Work to do ▸ Exactly repeat the full listing that follows.

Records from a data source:
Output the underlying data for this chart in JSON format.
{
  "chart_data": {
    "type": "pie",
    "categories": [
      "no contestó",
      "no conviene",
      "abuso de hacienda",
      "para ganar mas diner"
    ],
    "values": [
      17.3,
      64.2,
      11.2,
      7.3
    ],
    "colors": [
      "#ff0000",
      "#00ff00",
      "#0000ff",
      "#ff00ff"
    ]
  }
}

Correct result ▸
Output the underlying data for this chart in JSON format.
{
  "chart_data": {
    "type": "pie",
    "categories": [
      "no contestó",
      "no conviene",
      "abuso de hacienda",
      "para ganar mas diner"
    ],
    "values": [
      17.3,
      64.2,
      11.2,
      7.3
    ],
    "colors": [
      "#ff0000",
      "#00ff00",
      "#0000ff",
      "#ff00ff"
    ]
  }
}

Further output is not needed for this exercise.